[Source material — start]

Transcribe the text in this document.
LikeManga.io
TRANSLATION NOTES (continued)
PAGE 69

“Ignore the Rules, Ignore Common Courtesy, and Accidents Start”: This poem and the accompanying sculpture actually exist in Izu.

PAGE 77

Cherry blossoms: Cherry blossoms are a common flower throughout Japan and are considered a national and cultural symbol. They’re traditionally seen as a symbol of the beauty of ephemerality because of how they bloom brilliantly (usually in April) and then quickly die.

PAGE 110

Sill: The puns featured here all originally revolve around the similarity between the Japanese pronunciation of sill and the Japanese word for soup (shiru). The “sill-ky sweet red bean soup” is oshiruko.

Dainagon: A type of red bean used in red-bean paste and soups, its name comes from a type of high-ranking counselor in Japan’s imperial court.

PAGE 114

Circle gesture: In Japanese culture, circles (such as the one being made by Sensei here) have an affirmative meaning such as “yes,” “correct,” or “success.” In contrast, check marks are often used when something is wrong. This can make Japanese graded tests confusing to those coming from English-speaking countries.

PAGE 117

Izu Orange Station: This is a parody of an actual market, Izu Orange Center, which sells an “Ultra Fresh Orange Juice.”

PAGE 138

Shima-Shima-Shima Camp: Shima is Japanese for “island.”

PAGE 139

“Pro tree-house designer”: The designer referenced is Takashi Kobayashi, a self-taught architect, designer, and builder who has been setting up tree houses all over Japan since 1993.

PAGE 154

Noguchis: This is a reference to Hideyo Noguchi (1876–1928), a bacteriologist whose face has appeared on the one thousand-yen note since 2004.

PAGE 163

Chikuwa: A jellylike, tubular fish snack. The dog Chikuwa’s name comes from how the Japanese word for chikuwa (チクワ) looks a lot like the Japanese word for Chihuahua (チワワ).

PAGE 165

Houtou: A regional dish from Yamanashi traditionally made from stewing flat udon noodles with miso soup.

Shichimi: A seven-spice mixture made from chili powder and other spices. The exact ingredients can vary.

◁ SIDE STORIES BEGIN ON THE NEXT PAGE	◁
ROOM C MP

[Source material — finish]

§ Assignment
Taking the listing above as a whole, state how many of its lines hold the string "PAGE". No other output is permitted.

§ Exercise solution
11